-- Exercise instructions --
Reproduce each line of the material precisely.
## begin
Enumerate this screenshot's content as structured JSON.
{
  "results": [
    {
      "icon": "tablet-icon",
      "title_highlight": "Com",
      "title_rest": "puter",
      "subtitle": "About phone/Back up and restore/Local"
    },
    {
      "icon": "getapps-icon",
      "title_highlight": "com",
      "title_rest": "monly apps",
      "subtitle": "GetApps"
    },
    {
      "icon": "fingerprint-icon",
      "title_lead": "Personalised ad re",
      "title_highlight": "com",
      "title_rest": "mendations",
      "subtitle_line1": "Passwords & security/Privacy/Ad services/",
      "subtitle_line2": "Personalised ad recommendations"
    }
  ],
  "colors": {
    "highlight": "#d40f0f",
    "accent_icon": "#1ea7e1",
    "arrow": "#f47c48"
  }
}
## end
-- Exercise solution --
Enumerate this screenshot's content as structured JSON.
{
  "results": [
    {
      "icon": "tablet-icon",
      "title_highlight": "Com",
      "title_rest": "puter",
      "subtitle": "About phone/Back up and restore/Local"
    },
    {
      "icon": "getapps-icon",
      "title_highlight": "com",
      "title_rest": "monly apps",
      "subtitle": "GetApps"
    },
    {
      "icon": "fingerprint-icon",
      "title_lead": "Personalised ad re",
      "title_highlight": "com",
      "title_rest": "mendations",
      "subtitle_line1": "Passwords & security/Privacy/Ad services/",
      "subtitle_line2": "Personalised ad recommendations"
    }
  ],
  "colors": {
    "highlight": "#d40f0f",
    "accent_icon": "#1ea7e1",
    "arrow": "#f47c48"
  }
}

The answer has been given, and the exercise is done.